→ **Task goal**
Transcribe all of the material exactly. Any picture in it should be left out.

→ **Input for this task**
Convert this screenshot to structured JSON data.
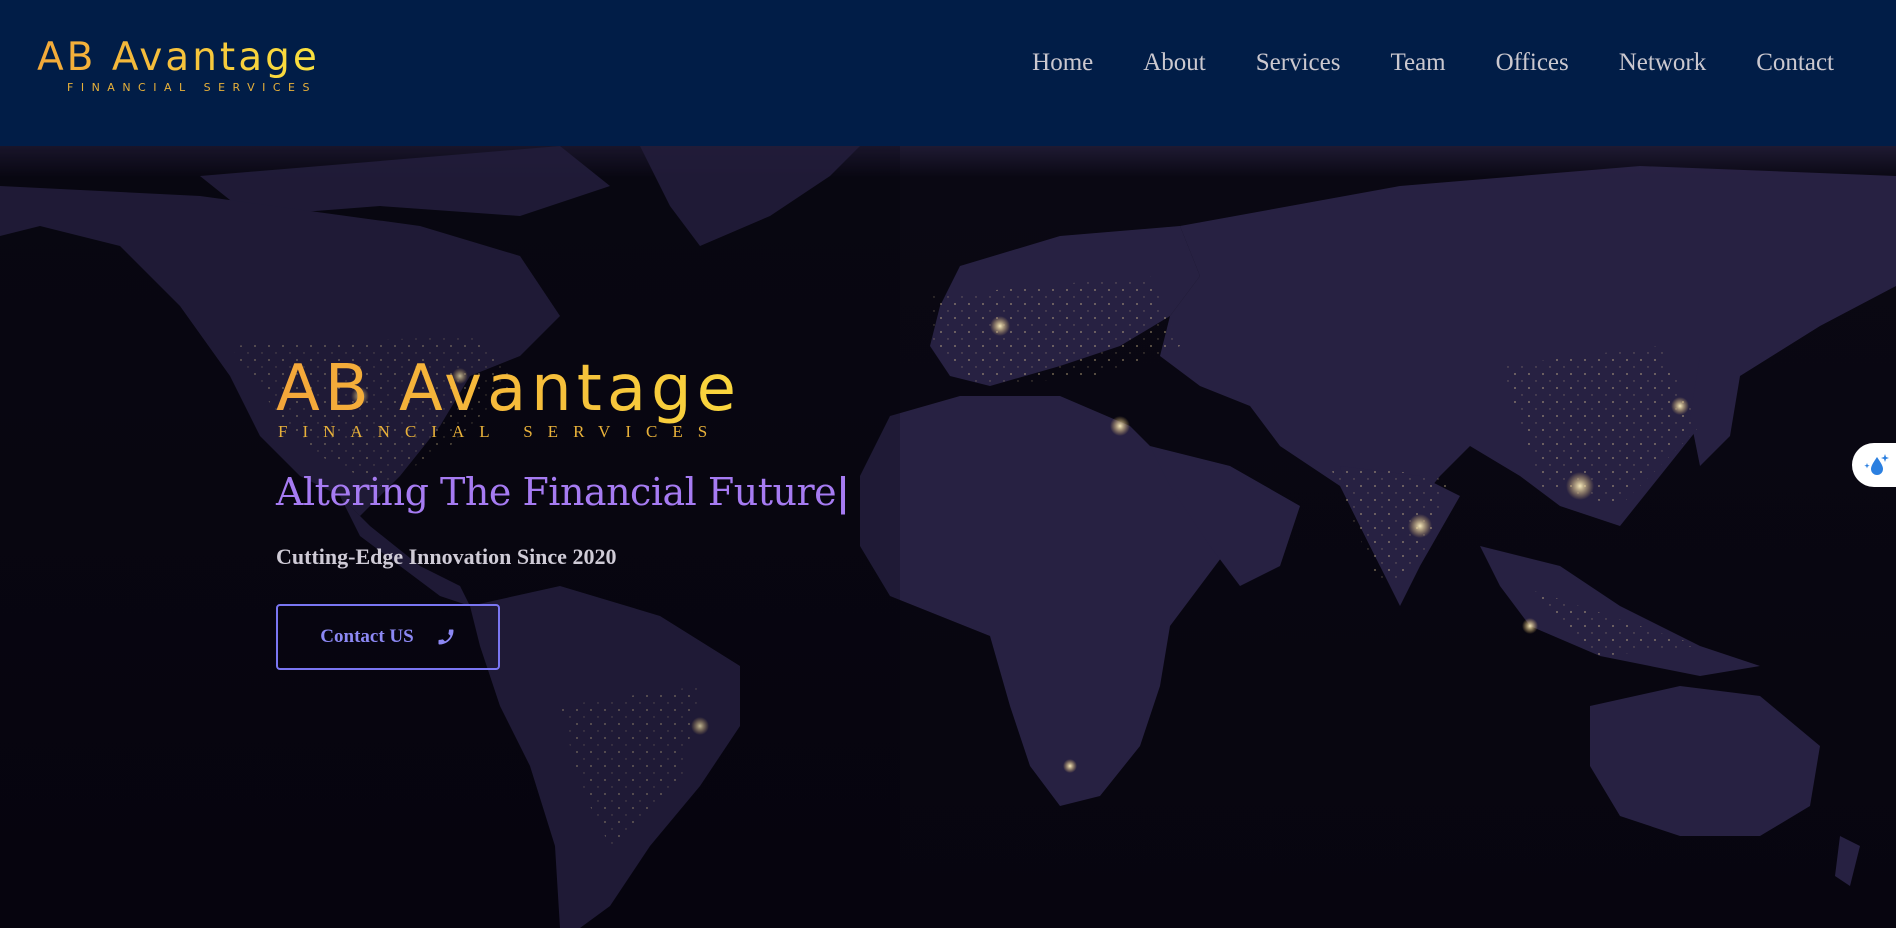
{
  "header": {
    "logo_name": "AB Avantage",
    "logo_tagline": "FINANCIAL SERVICES"
  },
  "nav": {
    "items": [
      "Home",
      "About",
      "Services",
      "Team",
      "Offices",
      "Network",
      "Contact"
    ]
  },
  "hero": {
    "logo_name": "AB Avantage",
    "logo_tagline": "FINANCIAL SERVICES",
    "typed_title": "Altering The Financial Future",
    "cursor": "|",
    "subtitle": "Cutting-Edge Innovation Since 2020",
    "cta_label": "Contact US",
    "cta_icon": "phone-icon"
  },
  "side_widget": {
    "icon": "water-drop-sparkle-icon"
  },
  "colors": {
    "header_bg": "#011d47",
    "gold": "#f6c03b",
    "purple_title": "#a67bf2",
    "button_border": "#7a76f2",
    "nav_text": "#cbc8cf"
  }
}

→ **The reply**
Convert this screenshot to structured JSON data.
{
  "header": {
    "logo_name": "AB Avantage",
    "logo_tagline": "FINANCIAL SERVICES"
  },
  "nav": {
    "items": [
      "Home",
      "About",
      "Services",
      "Team",
      "Offices",
      "Network",
      "Contact"
    ]
  },
  "hero": {
    "logo_name": "AB Avantage",
    "logo_tagline": "FINANCIAL SERVICES",
    "typed_title": "Altering The Financial Future",
    "cursor": "|",
    "subtitle": "Cutting-Edge Innovation Since 2020",
    "cta_label": "Contact US",
    "cta_icon": "phone-icon"
  },
  "side_widget": {
    "icon": "water-drop-sparkle-icon"
  },
  "colors": {
    "header_bg": "#011d47",
    "gold": "#f6c03b",
    "purple_title": "#a67bf2",
    "button_border": "#7a76f2",
    "nav_text": "#cbc8cf"
  }
}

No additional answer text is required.